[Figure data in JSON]
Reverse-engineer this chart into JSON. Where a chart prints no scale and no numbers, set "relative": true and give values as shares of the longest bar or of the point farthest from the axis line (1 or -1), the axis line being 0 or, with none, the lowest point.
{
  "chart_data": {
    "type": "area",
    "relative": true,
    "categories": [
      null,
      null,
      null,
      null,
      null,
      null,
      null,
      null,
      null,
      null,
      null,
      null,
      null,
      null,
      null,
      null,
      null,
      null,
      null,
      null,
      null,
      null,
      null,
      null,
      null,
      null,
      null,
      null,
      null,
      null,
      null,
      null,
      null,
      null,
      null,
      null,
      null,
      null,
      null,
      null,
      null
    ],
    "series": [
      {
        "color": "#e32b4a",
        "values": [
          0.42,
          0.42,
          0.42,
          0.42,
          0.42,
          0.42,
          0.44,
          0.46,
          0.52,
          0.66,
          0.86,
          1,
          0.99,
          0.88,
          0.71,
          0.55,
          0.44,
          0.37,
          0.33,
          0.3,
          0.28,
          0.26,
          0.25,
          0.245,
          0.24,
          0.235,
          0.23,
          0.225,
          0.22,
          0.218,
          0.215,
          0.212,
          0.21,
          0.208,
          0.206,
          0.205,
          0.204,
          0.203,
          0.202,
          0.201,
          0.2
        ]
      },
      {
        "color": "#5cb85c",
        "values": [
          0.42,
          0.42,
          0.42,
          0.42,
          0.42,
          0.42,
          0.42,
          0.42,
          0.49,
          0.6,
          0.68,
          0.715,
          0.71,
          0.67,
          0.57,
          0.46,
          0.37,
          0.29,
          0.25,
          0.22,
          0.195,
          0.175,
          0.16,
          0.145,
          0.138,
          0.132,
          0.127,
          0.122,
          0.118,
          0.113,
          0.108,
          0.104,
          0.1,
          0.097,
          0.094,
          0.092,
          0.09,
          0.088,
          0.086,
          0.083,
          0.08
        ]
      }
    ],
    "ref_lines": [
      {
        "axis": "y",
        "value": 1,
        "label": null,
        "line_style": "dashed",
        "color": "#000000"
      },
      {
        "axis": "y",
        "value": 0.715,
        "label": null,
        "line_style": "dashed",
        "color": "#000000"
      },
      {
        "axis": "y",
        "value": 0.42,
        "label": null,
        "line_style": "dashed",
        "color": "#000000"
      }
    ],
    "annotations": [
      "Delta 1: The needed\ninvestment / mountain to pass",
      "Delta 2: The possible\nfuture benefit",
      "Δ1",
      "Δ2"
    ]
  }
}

=== Exercise requirements ===
Across the records above, count the lines holding "Delta" and reply with that number alone.

=== Full solution ===
2